◆ **Recorded data**
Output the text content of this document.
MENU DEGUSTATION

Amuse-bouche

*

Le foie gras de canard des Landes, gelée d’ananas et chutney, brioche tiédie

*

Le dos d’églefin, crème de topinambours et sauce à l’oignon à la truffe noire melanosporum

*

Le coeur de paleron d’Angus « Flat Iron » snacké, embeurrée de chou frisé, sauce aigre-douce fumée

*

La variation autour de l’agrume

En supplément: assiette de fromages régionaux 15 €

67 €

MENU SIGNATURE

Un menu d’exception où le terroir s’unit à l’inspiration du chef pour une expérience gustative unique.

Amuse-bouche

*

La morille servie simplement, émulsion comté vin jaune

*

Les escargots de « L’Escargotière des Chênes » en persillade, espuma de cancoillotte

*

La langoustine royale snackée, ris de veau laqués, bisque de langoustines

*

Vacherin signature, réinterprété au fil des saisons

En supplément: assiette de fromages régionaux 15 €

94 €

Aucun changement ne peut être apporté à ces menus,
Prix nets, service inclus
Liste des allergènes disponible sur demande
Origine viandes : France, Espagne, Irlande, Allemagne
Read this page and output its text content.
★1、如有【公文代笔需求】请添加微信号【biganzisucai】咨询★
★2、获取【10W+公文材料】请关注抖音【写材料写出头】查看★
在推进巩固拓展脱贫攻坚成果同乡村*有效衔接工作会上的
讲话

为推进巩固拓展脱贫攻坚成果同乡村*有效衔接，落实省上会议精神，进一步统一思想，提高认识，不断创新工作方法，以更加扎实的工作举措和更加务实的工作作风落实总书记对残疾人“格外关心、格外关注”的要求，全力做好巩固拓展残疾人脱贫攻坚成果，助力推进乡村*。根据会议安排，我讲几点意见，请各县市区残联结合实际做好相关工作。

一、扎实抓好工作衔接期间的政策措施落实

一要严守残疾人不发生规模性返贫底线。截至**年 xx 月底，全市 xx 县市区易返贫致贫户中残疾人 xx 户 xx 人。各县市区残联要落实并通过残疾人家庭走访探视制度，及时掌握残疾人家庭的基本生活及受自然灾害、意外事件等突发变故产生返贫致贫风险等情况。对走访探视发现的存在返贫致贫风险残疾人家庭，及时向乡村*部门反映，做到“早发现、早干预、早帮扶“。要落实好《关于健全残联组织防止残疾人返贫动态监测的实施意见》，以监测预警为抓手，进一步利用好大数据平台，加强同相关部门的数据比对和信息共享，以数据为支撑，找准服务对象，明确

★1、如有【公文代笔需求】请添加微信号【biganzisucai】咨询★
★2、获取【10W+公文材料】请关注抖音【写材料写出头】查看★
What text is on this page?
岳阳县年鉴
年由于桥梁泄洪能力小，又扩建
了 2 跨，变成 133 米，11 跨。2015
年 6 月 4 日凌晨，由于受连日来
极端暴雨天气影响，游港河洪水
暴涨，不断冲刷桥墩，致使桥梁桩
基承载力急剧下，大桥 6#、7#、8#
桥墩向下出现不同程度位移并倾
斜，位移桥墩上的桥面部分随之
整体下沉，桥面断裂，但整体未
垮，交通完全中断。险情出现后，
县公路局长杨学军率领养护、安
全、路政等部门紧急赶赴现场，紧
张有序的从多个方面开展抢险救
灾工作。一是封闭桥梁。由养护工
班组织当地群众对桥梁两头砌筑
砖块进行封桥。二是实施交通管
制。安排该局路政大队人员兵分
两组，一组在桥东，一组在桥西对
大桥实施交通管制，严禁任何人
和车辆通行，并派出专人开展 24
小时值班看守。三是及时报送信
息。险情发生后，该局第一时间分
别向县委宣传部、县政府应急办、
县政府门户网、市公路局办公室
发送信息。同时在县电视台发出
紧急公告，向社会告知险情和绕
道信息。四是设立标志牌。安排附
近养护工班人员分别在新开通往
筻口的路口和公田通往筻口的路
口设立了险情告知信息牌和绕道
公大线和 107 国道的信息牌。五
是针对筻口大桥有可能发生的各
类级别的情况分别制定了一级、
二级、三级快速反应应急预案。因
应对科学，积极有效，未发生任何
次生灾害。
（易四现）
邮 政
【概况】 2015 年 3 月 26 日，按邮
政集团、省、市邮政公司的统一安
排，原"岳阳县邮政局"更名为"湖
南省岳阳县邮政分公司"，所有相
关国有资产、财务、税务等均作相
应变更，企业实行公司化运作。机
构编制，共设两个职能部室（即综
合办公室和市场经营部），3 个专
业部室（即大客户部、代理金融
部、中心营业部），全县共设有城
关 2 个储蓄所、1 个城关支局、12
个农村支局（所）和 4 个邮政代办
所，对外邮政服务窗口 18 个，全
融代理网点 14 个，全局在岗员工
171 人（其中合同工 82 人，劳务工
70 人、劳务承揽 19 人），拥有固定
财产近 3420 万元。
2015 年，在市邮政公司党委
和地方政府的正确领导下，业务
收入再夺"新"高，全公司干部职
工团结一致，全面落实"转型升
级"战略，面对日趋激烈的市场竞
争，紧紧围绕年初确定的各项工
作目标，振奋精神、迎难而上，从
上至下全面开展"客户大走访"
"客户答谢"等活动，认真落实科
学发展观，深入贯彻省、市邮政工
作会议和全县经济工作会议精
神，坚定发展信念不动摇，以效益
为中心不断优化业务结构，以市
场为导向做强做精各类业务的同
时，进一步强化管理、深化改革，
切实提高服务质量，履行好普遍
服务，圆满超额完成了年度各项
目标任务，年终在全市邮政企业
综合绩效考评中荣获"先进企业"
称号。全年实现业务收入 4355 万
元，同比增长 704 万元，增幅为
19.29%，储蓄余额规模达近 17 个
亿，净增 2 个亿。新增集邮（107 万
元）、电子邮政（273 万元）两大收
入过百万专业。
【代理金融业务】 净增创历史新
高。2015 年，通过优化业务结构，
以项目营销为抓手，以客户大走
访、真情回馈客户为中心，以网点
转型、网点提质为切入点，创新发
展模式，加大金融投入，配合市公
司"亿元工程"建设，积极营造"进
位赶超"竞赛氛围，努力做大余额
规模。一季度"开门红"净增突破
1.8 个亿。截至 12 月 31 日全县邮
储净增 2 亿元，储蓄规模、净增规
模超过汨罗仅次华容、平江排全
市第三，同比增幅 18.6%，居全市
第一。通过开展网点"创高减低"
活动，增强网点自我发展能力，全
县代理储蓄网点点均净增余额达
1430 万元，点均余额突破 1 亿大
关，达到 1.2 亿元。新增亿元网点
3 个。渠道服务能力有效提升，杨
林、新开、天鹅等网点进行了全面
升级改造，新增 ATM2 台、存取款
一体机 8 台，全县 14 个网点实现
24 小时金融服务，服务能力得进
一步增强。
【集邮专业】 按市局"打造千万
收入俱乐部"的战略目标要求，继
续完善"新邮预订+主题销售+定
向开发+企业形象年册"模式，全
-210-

◆ **Given exercise**
Pick out every line above that contains the word "this" and copy it.

◆ **Expected answer**
Output the text content of this document.
Read this page and output its text content.
What text is on this page?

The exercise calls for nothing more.